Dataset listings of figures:

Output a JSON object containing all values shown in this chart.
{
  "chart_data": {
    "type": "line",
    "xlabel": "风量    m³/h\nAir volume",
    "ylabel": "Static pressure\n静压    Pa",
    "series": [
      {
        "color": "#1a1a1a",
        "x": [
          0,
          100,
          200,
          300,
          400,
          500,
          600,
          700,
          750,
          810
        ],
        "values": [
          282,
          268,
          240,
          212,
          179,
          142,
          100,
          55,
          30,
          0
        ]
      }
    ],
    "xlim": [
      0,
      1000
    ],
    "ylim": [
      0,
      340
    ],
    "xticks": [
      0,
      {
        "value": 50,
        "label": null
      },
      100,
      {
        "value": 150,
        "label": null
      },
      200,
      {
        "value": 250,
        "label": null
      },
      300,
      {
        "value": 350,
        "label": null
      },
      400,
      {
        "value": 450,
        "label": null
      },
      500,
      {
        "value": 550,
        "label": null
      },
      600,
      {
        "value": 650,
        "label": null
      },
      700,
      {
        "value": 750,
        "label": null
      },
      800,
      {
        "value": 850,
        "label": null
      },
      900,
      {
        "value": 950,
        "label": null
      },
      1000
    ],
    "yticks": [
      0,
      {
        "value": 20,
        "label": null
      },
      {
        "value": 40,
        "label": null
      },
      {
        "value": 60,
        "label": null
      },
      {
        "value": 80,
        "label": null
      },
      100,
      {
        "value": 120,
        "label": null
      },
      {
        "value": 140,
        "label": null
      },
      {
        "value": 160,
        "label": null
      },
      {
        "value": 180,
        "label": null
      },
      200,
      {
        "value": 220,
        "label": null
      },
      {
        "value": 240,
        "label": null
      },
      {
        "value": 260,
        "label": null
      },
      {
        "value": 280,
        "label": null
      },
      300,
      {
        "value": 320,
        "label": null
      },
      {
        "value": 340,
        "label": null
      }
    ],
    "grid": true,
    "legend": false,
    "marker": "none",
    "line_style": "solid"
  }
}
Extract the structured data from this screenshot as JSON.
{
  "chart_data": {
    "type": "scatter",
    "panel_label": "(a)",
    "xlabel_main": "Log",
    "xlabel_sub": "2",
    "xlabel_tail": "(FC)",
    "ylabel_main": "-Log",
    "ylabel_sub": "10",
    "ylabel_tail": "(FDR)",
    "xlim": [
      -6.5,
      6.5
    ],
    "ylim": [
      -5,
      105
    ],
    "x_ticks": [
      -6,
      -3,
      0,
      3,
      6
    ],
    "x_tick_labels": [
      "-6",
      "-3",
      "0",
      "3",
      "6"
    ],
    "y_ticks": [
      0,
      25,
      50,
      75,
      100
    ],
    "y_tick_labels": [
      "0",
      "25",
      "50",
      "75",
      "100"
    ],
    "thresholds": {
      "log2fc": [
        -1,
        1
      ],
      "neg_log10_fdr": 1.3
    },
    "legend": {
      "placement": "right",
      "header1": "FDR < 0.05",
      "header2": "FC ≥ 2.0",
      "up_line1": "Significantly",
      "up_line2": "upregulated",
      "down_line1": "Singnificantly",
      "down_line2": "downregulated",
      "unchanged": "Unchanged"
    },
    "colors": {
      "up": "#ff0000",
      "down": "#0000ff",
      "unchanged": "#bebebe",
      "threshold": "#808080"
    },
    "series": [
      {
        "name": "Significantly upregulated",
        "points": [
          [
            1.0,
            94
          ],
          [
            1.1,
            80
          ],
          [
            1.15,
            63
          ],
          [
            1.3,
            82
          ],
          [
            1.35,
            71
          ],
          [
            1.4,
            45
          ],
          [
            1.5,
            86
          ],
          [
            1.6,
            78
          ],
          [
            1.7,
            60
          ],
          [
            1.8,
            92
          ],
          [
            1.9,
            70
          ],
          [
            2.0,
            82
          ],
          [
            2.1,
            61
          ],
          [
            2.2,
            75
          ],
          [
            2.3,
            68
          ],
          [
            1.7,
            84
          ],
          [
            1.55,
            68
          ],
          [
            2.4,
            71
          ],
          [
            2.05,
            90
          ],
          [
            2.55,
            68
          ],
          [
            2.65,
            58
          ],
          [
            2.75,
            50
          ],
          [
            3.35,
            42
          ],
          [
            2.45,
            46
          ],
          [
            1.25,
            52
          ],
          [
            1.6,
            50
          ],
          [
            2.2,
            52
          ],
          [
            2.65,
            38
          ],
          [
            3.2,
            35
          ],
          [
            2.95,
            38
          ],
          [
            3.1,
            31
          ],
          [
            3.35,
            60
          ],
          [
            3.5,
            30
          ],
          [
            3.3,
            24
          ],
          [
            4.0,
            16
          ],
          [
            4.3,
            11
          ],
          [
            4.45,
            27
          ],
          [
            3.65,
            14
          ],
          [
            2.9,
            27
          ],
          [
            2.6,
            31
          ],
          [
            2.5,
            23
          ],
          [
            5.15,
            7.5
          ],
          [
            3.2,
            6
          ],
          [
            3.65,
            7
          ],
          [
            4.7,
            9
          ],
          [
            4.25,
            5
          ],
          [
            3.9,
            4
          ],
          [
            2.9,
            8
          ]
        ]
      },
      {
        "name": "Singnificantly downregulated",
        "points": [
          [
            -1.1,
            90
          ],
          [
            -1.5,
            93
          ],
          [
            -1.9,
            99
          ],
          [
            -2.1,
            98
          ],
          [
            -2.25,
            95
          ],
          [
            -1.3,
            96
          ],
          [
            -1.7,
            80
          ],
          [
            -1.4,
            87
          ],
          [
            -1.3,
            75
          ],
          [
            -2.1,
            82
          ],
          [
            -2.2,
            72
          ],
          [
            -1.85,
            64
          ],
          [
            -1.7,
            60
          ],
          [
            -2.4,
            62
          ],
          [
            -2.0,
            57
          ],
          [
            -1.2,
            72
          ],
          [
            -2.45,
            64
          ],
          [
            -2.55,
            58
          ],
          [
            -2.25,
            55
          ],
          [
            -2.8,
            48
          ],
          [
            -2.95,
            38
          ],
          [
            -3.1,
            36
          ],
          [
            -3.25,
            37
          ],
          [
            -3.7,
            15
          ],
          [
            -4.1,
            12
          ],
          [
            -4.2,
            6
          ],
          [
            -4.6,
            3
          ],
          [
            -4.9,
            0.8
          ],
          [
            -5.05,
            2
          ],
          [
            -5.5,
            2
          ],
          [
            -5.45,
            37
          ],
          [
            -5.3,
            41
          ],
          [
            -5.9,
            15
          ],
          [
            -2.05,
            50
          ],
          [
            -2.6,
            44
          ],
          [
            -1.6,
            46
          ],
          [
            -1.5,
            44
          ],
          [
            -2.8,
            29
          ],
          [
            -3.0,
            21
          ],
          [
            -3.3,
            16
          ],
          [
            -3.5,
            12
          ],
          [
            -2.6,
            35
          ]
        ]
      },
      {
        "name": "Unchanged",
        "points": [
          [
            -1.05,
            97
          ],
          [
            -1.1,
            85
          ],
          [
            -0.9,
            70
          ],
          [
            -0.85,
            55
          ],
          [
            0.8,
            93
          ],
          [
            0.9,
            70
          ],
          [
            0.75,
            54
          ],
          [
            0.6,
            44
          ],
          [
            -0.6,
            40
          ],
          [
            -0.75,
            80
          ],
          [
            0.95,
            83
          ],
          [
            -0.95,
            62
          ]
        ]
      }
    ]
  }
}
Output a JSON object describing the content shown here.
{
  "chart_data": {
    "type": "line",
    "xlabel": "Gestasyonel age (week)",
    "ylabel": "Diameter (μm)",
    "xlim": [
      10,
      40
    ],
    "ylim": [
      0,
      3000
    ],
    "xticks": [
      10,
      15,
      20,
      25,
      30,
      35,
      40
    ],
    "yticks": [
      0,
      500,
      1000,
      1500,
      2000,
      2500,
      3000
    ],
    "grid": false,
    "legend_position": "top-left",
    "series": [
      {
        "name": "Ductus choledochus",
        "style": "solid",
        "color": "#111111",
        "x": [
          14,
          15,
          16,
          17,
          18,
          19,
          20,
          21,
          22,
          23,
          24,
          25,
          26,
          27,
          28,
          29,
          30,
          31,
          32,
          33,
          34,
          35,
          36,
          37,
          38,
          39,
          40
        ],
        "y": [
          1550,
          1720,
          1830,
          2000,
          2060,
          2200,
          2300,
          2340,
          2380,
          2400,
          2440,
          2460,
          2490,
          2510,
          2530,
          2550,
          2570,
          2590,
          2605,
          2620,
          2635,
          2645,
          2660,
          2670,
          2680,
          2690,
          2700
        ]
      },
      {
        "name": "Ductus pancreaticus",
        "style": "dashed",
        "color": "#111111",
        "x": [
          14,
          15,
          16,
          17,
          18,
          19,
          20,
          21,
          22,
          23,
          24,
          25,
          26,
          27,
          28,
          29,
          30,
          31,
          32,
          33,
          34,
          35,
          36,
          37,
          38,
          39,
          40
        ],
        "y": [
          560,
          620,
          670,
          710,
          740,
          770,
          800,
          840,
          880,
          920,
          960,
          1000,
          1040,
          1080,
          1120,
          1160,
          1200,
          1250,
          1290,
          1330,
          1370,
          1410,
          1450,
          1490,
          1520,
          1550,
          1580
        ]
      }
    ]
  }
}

**Written exercise**
From the entries above, list each line with "JSON" in it.

**Result**
Output a JSON object containing all values shown in this chart.
Extract the structured data from this screenshot as JSON.
Output a JSON object describing the content shown here.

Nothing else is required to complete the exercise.